### TASK TO CARRY OUT
Below are the records; locate each line with the word "kostümler" and copy it.

### SUPPLIED DATA
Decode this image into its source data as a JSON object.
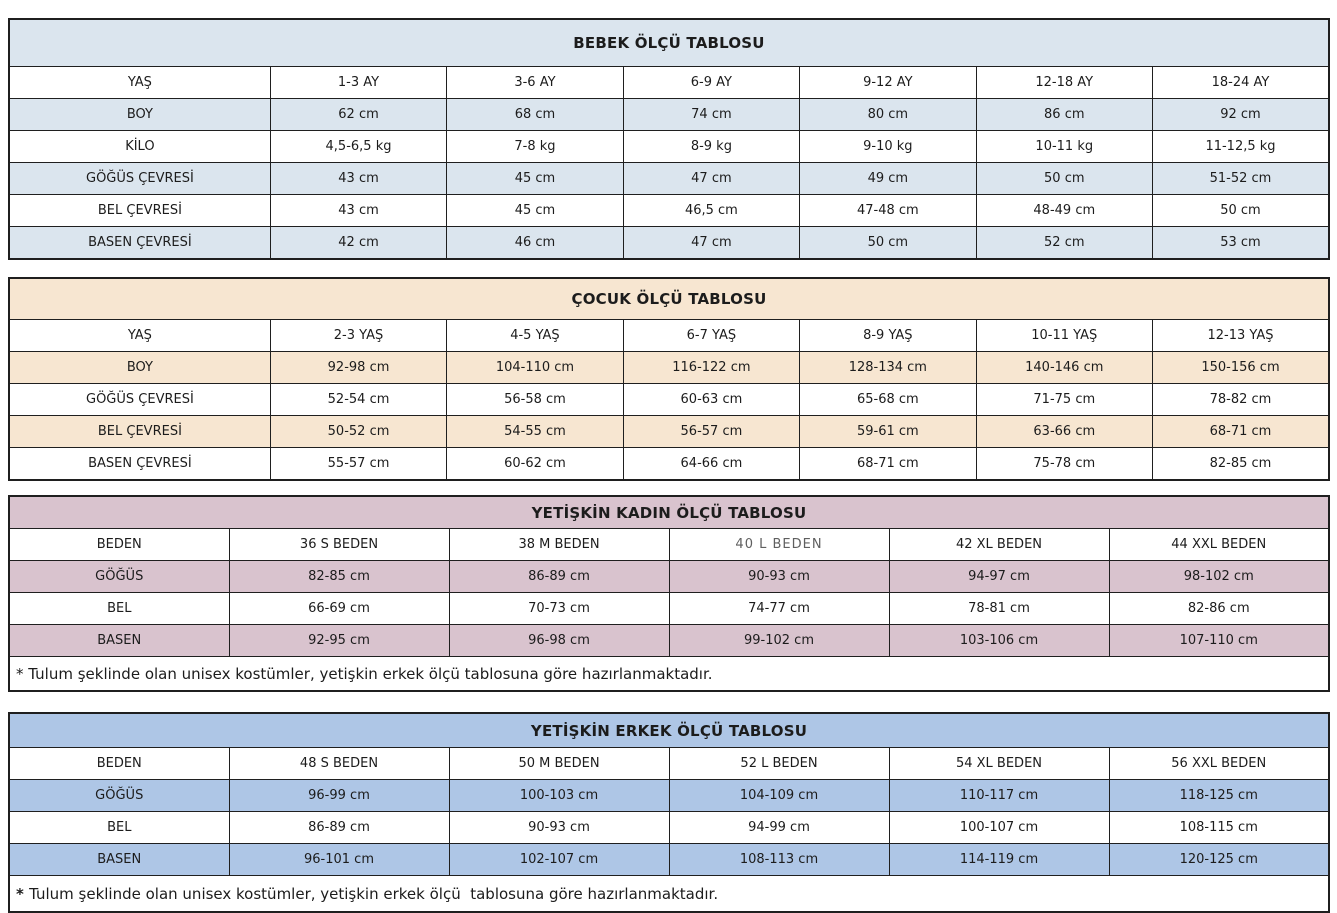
{
  "page": {
    "background": "#ffffff",
    "text_color": "#1c1c1c",
    "border_color": "#1f1f1f"
  },
  "tables": [
    {
      "id": "bebek",
      "title": "BEBEK ÖLÇÜ TABLOSU",
      "theme_color": "#dbe5ee",
      "rows": [
        {
          "label": "YAŞ",
          "values": [
            "1-3 AY",
            "3-6 AY",
            "6-9 AY",
            "9-12 AY",
            "12-18 AY",
            "18-24 AY"
          ]
        },
        {
          "label": "BOY",
          "values": [
            "62 cm",
            "68 cm",
            "74 cm",
            "80 cm",
            "86 cm",
            "92 cm"
          ]
        },
        {
          "label": "KİLO",
          "values": [
            "4,5-6,5 kg",
            "7-8 kg",
            "8-9 kg",
            "9-10 kg",
            "10-11 kg",
            "11-12,5 kg"
          ]
        },
        {
          "label": "GÖĞÜS ÇEVRESİ",
          "values": [
            "43 cm",
            "45 cm",
            "47 cm",
            "49 cm",
            "50 cm",
            "51-52 cm"
          ]
        },
        {
          "label": "BEL ÇEVRESİ",
          "values": [
            "43 cm",
            "45 cm",
            "46,5 cm",
            "47-48 cm",
            "48-49 cm",
            "50 cm"
          ]
        },
        {
          "label": "BASEN ÇEVRESİ",
          "values": [
            "42 cm",
            "46 cm",
            "47 cm",
            "50 cm",
            "52 cm",
            "53 cm"
          ]
        }
      ]
    },
    {
      "id": "cocuk",
      "title": "ÇOCUK ÖLÇÜ TABLOSU",
      "theme_color": "#f7e6d1",
      "rows": [
        {
          "label": "YAŞ",
          "values": [
            "2-3 YAŞ",
            "4-5 YAŞ",
            "6-7 YAŞ",
            "8-9 YAŞ",
            "10-11 YAŞ",
            "12-13 YAŞ"
          ]
        },
        {
          "label": "BOY",
          "values": [
            "92-98 cm",
            "104-110 cm",
            "116-122 cm",
            "128-134 cm",
            "140-146 cm",
            "150-156 cm"
          ]
        },
        {
          "label": "GÖĞÜS ÇEVRESİ",
          "values": [
            "52-54 cm",
            "56-58 cm",
            "60-63 cm",
            "65-68 cm",
            "71-75 cm",
            "78-82 cm"
          ]
        },
        {
          "label": "BEL ÇEVRESİ",
          "values": [
            "50-52 cm",
            "54-55 cm",
            "56-57 cm",
            "59-61 cm",
            "63-66 cm",
            "68-71 cm"
          ]
        },
        {
          "label": "BASEN ÇEVRESİ",
          "values": [
            "55-57 cm",
            "60-62 cm",
            "64-66 cm",
            "68-71 cm",
            "75-78 cm",
            "82-85 cm"
          ]
        }
      ]
    },
    {
      "id": "kadin",
      "title": "YETİŞKİN KADIN ÖLÇÜ TABLOSU",
      "theme_color": "#d9c3ce",
      "rows": [
        {
          "label": "BEDEN",
          "values": [
            "36 S BEDEN",
            "38 M BEDEN",
            "40 L BEDEN",
            "42 XL BEDEN",
            "44 XXL BEDEN"
          ]
        },
        {
          "label": "GÖĞÜS",
          "values": [
            "82-85 cm",
            "86-89 cm",
            "90-93 cm",
            "94-97 cm",
            "98-102 cm"
          ]
        },
        {
          "label": "BEL",
          "values": [
            "66-69 cm",
            "70-73 cm",
            "74-77 cm",
            "78-81 cm",
            "82-86 cm"
          ]
        },
        {
          "label": "BASEN",
          "values": [
            "92-95 cm",
            "96-98 cm",
            "99-102 cm",
            "103-106 cm",
            "107-110 cm"
          ]
        }
      ],
      "muted_cells": [
        {
          "row": 0,
          "col": 2
        }
      ],
      "footnote": {
        "marker": "*",
        "bold_marker": false,
        "text": "Tulum şeklinde olan unisex kostümler, yetişkin erkek ölçü tablosuna göre hazırlanmaktadır."
      }
    },
    {
      "id": "erkek",
      "title": "YETİŞKİN ERKEK ÖLÇÜ TABLOSU",
      "theme_color": "#aec6e6",
      "rows": [
        {
          "label": "BEDEN",
          "values": [
            "48 S BEDEN",
            "50 M BEDEN",
            "52 L BEDEN",
            "54 XL BEDEN",
            "56 XXL BEDEN"
          ]
        },
        {
          "label": "GÖĞÜS",
          "values": [
            "96-99 cm",
            "100-103 cm",
            "104-109 cm",
            "110-117 cm",
            "118-125 cm"
          ]
        },
        {
          "label": "BEL",
          "values": [
            "86-89 cm",
            "90-93 cm",
            "94-99 cm",
            "100-107 cm",
            "108-115 cm"
          ]
        },
        {
          "label": "BASEN",
          "values": [
            "96-101 cm",
            "102-107 cm",
            "108-113 cm",
            "114-119 cm",
            "120-125 cm"
          ]
        }
      ],
      "footnote": {
        "marker": "*",
        "bold_marker": true,
        "text": "Tulum şeklinde olan unisex kostümler, yetişkin erkek ölçü  tablosuna göre hazırlanmaktadır."
      }
    }
  ]
}
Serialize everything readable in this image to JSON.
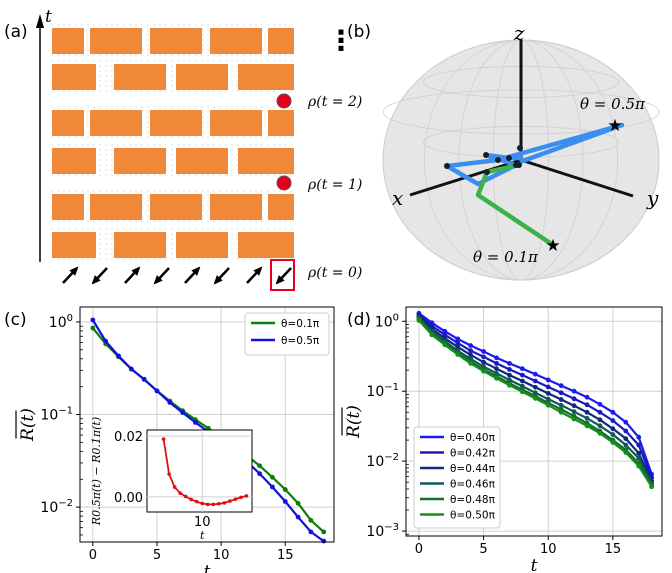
{
  "panels": {
    "a": {
      "label": "(a)",
      "axis_label": "t",
      "rho_labels": [
        "ρ(t = 2)",
        "ρ(t = 1)",
        "ρ(t = 0)"
      ],
      "ellipsis": "⋮",
      "brick_color": "#F0883A",
      "marker_color": "#E8001A",
      "highlight_color": "#E8001A"
    },
    "b": {
      "label": "(b)",
      "axes": {
        "z": "z",
        "x": "x",
        "y": "y"
      },
      "annotations": [
        "θ = 0.5π",
        "θ = 0.1π"
      ],
      "path_colors": {
        "theta_0.5pi": "#3A8EF0",
        "theta_0.1pi": "#3CB34A"
      }
    },
    "c": {
      "label": "(c)"
    },
    "d": {
      "label": "(d)"
    }
  },
  "chart_data": [
    {
      "panel": "c",
      "type": "line",
      "xlabel": "t",
      "ylabel": "R(t)",
      "yscale": "log",
      "xlim": [
        -1,
        18.8
      ],
      "ylim": [
        0.0042,
        1.45
      ],
      "xticks": [
        "0",
        "5",
        "10",
        "15"
      ],
      "yticks": [
        "10^0",
        "10^-1",
        "10^-2"
      ],
      "grid": true,
      "legend": "top-right",
      "x": [
        0,
        1,
        2,
        3,
        4,
        5,
        6,
        7,
        8,
        9,
        10,
        11,
        12,
        13,
        14,
        15,
        16,
        17,
        18
      ],
      "series": [
        {
          "name": "θ=0.1π",
          "color": "#0A7D0A",
          "values": [
            0.86,
            0.58,
            0.42,
            0.31,
            0.24,
            0.18,
            0.14,
            0.11,
            0.088,
            0.071,
            0.057,
            0.046,
            0.036,
            0.028,
            0.021,
            0.0155,
            0.011,
            0.0072,
            0.0054
          ]
        },
        {
          "name": "θ=0.5π",
          "color": "#1010E0",
          "values": [
            1.05,
            0.62,
            0.43,
            0.31,
            0.24,
            0.18,
            0.135,
            0.105,
            0.082,
            0.065,
            0.051,
            0.04,
            0.031,
            0.023,
            0.0165,
            0.0115,
            0.0078,
            0.0054,
            0.0043
          ]
        }
      ],
      "inset": {
        "type": "line",
        "xlabel": "t",
        "ylabel": "R0.5π(t) − R0.1π(t)",
        "xlim": [
          0,
          19
        ],
        "ylim": [
          -0.005,
          0.022
        ],
        "xticks": [
          "10"
        ],
        "yticks": [
          "0.00",
          "0.02"
        ],
        "x": [
          3,
          4,
          5,
          6,
          7,
          8,
          9,
          10,
          11,
          12,
          13,
          14,
          15,
          16,
          17,
          18
        ],
        "values": [
          0.019,
          0.0075,
          0.0032,
          0.0012,
          0.0001,
          -0.0009,
          -0.0016,
          -0.0022,
          -0.0025,
          -0.0025,
          -0.0023,
          -0.002,
          -0.0014,
          -0.0008,
          -0.0002,
          0.0003
        ],
        "color": "#E01010"
      }
    },
    {
      "panel": "d",
      "type": "line",
      "xlabel": "t",
      "ylabel": "R(t)",
      "yscale": "log",
      "xlim": [
        -1,
        18.8
      ],
      "ylim": [
        0.00085,
        1.6
      ],
      "xticks": [
        "0",
        "5",
        "10",
        "15"
      ],
      "yticks": [
        "10^0",
        "10^-1",
        "10^-2",
        "10^-3"
      ],
      "grid": true,
      "legend": "bottom-left",
      "x": [
        0,
        1,
        2,
        3,
        4,
        5,
        6,
        7,
        8,
        9,
        10,
        11,
        12,
        13,
        14,
        15,
        16,
        17,
        18
      ],
      "series": [
        {
          "name": "θ=0.40π",
          "color": "#1A1AF5",
          "values": [
            1.3,
            0.95,
            0.72,
            0.56,
            0.45,
            0.37,
            0.3,
            0.25,
            0.21,
            0.175,
            0.145,
            0.12,
            0.1,
            0.082,
            0.065,
            0.05,
            0.036,
            0.022,
            0.0065
          ]
        },
        {
          "name": "θ=0.42π",
          "color": "#1A1ABE",
          "values": [
            1.24,
            0.86,
            0.64,
            0.49,
            0.38,
            0.31,
            0.25,
            0.205,
            0.17,
            0.14,
            0.115,
            0.095,
            0.078,
            0.064,
            0.05,
            0.038,
            0.027,
            0.017,
            0.0058
          ]
        },
        {
          "name": "θ=0.44π",
          "color": "#102A7A",
          "values": [
            1.18,
            0.78,
            0.57,
            0.43,
            0.33,
            0.26,
            0.21,
            0.17,
            0.14,
            0.114,
            0.093,
            0.076,
            0.062,
            0.05,
            0.039,
            0.029,
            0.021,
            0.013,
            0.0052
          ]
        },
        {
          "name": "θ=0.46π",
          "color": "#10585A",
          "values": [
            1.12,
            0.72,
            0.52,
            0.38,
            0.29,
            0.225,
            0.18,
            0.145,
            0.118,
            0.095,
            0.077,
            0.063,
            0.051,
            0.041,
            0.032,
            0.024,
            0.017,
            0.011,
            0.0048
          ]
        },
        {
          "name": "θ=0.48π",
          "color": "#1A6A32",
          "values": [
            1.07,
            0.67,
            0.48,
            0.35,
            0.265,
            0.205,
            0.163,
            0.13,
            0.105,
            0.085,
            0.068,
            0.055,
            0.044,
            0.035,
            0.027,
            0.02,
            0.0145,
            0.0093,
            0.0045
          ]
        },
        {
          "name": "θ=0.50π",
          "color": "#109018",
          "values": [
            1.03,
            0.64,
            0.46,
            0.335,
            0.25,
            0.193,
            0.153,
            0.122,
            0.098,
            0.079,
            0.063,
            0.05,
            0.04,
            0.032,
            0.025,
            0.0185,
            0.0133,
            0.0085,
            0.0043
          ]
        }
      ]
    }
  ]
}
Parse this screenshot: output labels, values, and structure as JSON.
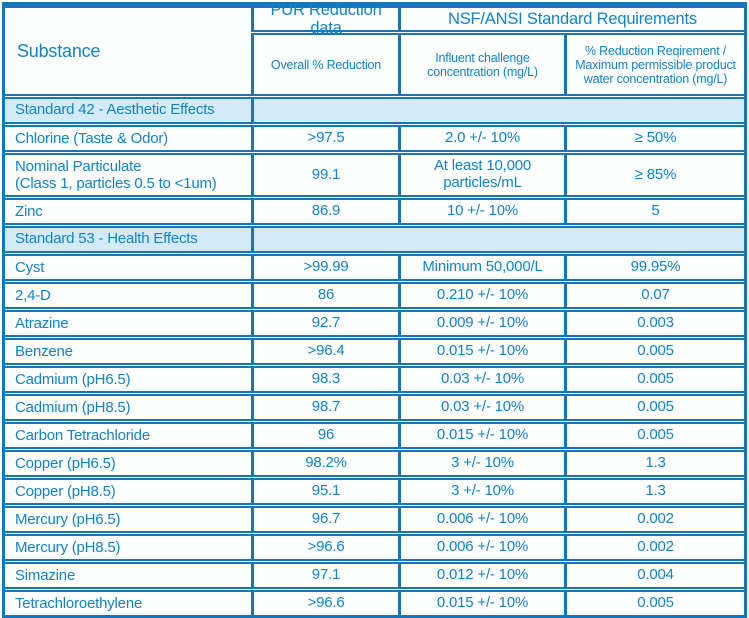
{
  "colors": {
    "border_blue": "#1377bd",
    "text_blue": "#1283cb",
    "section_row_bg": "#d3ebf8"
  },
  "header": {
    "substance_label": "Substance",
    "pur_group_label": "PUR Reduction data",
    "nsf_group_label": "NSF/ANSI Standard Requirements",
    "sub_columns": {
      "overall": "Overall % Reduction",
      "influent": "Influent challenge\nconcentration  (mg/L)",
      "requirement": "% Reduction Reqirement /\nMaximum permissible product\nwater concentration (mg/L)"
    }
  },
  "sections": [
    {
      "title": "Standard 42 - Aesthetic Effects",
      "rows": [
        {
          "substance": "Chlorine (Taste & Odor)",
          "overall_reduction": ">97.5",
          "influent": "2.0 +/- 10%",
          "requirement": "≥ 50%"
        },
        {
          "substance": "Nominal Particulate\n(Class 1, particles 0.5 to <1um)",
          "overall_reduction": "99.1",
          "influent": "At least 10,000\nparticles/mL",
          "requirement": "≥ 85%",
          "tall": true
        },
        {
          "substance": "Zinc",
          "overall_reduction": "86.9",
          "influent": "10 +/- 10%",
          "requirement": "5"
        }
      ]
    },
    {
      "title": "Standard 53 - Health Effects",
      "rows": [
        {
          "substance": "Cyst",
          "overall_reduction": ">99.99",
          "influent": "Minimum 50,000/L",
          "requirement": "99.95%"
        },
        {
          "substance": "2,4-D",
          "overall_reduction": "86",
          "influent": "0.210 +/- 10%",
          "requirement": "0.07"
        },
        {
          "substance": "Atrazine",
          "overall_reduction": "92.7",
          "influent": "0.009 +/- 10%",
          "requirement": "0.003"
        },
        {
          "substance": "Benzene",
          "overall_reduction": ">96.4",
          "influent": "0.015 +/- 10%",
          "requirement": "0.005"
        },
        {
          "substance": "Cadmium (pH6.5)",
          "overall_reduction": "98.3",
          "influent": "0.03 +/- 10%",
          "requirement": "0.005"
        },
        {
          "substance": "Cadmium (pH8.5)",
          "overall_reduction": "98.7",
          "influent": "0.03 +/- 10%",
          "requirement": "0.005"
        },
        {
          "substance": "Carbon Tetrachloride",
          "overall_reduction": "96",
          "influent": "0.015 +/- 10%",
          "requirement": "0.005"
        },
        {
          "substance": "Copper (pH6.5)",
          "overall_reduction": "98.2%",
          "influent": "3 +/- 10%",
          "requirement": "1.3"
        },
        {
          "substance": "Copper (pH8.5)",
          "overall_reduction": "95.1",
          "influent": "3 +/- 10%",
          "requirement": "1.3"
        },
        {
          "substance": "Mercury (pH6.5)",
          "overall_reduction": "96.7",
          "influent": "0.006 +/- 10%",
          "requirement": "0.002"
        },
        {
          "substance": "Mercury (pH8.5)",
          "overall_reduction": ">96.6",
          "influent": "0.006 +/- 10%",
          "requirement": "0.002"
        },
        {
          "substance": "Simazine",
          "overall_reduction": "97.1",
          "influent": "0.012 +/- 10%",
          "requirement": "0.004"
        },
        {
          "substance": "Tetrachloroethylene",
          "overall_reduction": ">96.6",
          "influent": "0.015 +/- 10%",
          "requirement": "0.005"
        }
      ]
    }
  ]
}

### TASK RESULT
        "text": "Tulum şeklinde olan unisex kostümler, yetişkin erkek ölçü tablosuna göre hazırlanmaktadır."
        "text": "Tulum şeklinde olan unisex kostümler, yetişkin erkek ölçü  tablosuna göre hazırlanmaktadır."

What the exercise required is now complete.